§ **WHAT THIS TASK INVOLVES**
Filter these entries, keeping only lines that hold the word "JSON".

=====

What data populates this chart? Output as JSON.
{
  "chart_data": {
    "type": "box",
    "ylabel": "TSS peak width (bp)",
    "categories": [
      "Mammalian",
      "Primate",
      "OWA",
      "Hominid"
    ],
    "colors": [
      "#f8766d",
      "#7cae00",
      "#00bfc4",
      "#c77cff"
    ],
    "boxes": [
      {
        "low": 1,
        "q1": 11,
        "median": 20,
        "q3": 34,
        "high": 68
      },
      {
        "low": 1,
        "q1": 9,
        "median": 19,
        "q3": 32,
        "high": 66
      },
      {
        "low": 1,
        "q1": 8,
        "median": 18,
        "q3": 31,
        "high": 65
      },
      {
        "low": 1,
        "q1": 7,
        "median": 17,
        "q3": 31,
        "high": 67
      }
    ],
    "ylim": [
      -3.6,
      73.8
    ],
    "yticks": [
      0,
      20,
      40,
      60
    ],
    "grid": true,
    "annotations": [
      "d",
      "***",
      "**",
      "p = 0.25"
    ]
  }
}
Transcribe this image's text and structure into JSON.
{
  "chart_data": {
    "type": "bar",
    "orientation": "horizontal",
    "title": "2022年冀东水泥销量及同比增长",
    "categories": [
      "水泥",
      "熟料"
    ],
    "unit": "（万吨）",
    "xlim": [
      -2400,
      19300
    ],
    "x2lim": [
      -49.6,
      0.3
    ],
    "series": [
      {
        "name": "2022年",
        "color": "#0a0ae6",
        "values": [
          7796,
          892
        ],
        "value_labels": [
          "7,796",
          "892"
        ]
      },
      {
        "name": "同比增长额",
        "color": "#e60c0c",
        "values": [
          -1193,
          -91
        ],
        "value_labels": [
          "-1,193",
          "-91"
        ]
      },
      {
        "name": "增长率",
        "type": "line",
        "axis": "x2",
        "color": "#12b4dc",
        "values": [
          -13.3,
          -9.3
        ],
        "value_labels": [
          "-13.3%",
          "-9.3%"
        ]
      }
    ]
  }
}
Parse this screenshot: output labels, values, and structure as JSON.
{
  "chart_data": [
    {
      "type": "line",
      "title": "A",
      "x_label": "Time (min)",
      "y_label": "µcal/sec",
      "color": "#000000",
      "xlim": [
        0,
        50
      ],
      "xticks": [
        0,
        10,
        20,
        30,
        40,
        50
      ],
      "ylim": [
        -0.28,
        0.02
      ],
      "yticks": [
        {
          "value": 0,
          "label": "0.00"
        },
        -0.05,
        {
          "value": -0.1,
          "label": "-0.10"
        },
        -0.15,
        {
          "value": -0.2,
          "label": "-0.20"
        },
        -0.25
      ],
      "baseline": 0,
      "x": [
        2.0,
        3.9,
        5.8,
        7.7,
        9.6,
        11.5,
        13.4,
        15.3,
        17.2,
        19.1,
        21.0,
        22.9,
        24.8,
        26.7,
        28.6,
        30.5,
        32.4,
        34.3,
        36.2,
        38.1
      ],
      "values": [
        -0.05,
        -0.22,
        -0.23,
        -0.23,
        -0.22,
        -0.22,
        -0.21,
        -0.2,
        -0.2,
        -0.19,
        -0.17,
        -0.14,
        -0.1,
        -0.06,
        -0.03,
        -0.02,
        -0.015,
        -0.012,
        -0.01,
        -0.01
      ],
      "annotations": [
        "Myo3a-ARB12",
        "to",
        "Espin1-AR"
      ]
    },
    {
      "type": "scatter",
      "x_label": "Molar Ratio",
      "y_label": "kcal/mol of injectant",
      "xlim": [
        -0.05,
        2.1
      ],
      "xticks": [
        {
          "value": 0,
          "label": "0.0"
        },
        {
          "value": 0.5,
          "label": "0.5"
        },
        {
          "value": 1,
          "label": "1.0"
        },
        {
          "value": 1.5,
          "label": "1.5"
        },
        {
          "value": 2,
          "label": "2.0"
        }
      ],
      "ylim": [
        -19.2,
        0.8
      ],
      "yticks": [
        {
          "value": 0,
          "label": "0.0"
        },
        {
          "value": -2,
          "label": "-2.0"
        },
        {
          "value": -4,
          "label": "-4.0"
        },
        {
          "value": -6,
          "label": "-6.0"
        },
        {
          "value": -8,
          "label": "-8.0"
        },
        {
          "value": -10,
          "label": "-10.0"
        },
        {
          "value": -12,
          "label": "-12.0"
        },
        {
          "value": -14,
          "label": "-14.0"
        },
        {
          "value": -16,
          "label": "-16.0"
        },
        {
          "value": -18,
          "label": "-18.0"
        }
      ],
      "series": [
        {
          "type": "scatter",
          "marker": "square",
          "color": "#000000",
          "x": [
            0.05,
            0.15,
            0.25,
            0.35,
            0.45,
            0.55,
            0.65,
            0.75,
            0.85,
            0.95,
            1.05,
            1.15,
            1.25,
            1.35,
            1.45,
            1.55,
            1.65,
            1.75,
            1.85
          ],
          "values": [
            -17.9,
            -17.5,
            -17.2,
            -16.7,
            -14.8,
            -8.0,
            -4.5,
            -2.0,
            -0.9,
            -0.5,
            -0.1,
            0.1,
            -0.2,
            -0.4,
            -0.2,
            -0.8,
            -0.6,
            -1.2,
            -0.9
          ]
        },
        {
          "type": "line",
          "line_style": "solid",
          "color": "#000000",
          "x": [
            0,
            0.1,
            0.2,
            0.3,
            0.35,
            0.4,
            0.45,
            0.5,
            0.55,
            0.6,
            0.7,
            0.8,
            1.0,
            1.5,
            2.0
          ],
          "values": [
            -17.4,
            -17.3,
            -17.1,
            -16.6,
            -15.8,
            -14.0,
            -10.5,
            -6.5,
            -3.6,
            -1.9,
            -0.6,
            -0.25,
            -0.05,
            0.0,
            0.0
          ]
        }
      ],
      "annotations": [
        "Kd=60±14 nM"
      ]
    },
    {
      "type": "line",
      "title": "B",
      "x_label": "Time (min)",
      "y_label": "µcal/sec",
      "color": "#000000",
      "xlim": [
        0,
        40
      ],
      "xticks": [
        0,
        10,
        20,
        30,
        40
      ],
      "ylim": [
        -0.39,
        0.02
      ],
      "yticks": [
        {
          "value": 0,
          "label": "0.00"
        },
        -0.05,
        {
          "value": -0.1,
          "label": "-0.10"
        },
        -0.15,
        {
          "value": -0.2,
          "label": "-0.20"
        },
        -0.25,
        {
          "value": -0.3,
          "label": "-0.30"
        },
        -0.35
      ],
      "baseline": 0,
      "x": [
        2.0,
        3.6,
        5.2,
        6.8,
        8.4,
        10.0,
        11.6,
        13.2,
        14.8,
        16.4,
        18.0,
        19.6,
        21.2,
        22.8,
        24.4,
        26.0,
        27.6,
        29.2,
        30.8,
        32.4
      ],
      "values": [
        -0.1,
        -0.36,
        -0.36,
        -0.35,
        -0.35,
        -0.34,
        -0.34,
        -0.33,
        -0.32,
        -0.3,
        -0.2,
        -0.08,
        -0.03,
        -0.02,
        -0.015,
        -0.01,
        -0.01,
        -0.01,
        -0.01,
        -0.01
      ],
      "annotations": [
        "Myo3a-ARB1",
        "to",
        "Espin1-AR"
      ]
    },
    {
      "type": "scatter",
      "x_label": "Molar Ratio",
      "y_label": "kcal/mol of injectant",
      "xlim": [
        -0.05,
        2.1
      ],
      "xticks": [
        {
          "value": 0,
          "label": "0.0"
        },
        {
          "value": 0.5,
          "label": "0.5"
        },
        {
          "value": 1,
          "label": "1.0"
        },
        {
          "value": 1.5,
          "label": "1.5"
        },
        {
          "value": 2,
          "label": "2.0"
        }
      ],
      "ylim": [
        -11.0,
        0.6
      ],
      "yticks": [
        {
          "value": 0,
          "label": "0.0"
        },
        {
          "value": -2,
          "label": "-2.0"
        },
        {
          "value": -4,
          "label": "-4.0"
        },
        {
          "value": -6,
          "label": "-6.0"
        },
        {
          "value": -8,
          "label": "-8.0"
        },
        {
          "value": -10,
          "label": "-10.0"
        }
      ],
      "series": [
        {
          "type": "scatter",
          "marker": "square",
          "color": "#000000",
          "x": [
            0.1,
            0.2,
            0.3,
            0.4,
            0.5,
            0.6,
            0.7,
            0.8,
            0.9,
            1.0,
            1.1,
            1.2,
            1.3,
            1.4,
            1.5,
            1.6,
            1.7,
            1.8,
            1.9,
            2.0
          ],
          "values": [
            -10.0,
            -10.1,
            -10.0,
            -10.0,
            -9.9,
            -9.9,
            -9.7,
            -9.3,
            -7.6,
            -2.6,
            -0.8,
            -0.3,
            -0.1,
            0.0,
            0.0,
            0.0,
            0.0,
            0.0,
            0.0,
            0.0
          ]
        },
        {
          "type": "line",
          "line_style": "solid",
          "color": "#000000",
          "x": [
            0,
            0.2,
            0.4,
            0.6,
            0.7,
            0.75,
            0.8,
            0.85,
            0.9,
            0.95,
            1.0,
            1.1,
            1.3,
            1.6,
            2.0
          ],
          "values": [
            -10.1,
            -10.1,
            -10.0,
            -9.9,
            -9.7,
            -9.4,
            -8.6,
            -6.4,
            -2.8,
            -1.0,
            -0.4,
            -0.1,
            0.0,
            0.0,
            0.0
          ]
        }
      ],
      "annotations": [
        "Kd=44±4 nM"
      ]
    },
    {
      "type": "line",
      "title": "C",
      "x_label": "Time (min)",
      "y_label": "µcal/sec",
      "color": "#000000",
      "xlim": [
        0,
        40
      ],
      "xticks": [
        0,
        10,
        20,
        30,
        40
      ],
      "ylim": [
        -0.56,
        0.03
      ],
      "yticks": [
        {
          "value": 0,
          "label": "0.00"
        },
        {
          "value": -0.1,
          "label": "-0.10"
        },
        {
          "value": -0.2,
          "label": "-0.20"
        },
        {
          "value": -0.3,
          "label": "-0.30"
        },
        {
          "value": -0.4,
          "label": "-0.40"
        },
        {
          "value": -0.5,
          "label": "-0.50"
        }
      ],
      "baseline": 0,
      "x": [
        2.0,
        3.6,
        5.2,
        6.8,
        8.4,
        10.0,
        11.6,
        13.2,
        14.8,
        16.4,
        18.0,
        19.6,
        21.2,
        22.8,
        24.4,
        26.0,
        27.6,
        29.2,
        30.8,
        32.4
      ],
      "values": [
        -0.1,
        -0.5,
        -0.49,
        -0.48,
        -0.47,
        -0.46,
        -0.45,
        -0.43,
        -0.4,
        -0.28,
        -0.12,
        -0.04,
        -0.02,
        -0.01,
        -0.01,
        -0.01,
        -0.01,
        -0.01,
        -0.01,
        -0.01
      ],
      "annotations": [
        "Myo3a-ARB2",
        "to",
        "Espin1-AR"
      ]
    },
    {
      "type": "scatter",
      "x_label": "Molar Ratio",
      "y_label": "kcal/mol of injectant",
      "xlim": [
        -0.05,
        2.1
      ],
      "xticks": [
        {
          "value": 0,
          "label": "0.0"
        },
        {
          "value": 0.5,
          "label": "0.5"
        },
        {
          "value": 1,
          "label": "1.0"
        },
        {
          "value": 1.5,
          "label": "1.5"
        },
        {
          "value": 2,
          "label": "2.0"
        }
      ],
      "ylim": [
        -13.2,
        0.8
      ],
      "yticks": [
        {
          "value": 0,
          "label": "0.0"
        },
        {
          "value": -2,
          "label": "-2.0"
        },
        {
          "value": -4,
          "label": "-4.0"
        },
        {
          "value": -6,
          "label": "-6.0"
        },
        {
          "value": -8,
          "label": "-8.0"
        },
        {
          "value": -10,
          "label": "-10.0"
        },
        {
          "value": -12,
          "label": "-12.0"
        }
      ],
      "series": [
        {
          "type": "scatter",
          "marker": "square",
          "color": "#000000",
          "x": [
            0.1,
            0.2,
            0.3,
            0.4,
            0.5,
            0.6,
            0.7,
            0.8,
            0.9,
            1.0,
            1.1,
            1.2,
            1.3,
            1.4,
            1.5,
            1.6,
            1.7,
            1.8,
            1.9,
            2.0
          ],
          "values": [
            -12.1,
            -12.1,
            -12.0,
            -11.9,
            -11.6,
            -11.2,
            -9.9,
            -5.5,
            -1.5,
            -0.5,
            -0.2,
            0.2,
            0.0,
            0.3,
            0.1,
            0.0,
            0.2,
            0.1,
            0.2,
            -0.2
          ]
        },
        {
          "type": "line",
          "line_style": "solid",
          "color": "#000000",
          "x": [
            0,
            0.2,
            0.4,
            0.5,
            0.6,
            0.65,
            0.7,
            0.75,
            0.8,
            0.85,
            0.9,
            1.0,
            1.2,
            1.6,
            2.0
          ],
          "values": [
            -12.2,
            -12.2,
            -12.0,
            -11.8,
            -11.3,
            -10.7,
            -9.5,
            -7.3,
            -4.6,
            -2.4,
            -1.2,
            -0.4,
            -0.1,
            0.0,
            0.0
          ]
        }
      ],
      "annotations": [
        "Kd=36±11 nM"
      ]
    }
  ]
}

=====

§ **RIGHT ANSWER**
What data populates this chart? Output as JSON.
Transcribe this image's text and structure into JSON.
Parse this screenshot: output labels, values, and structure as JSON.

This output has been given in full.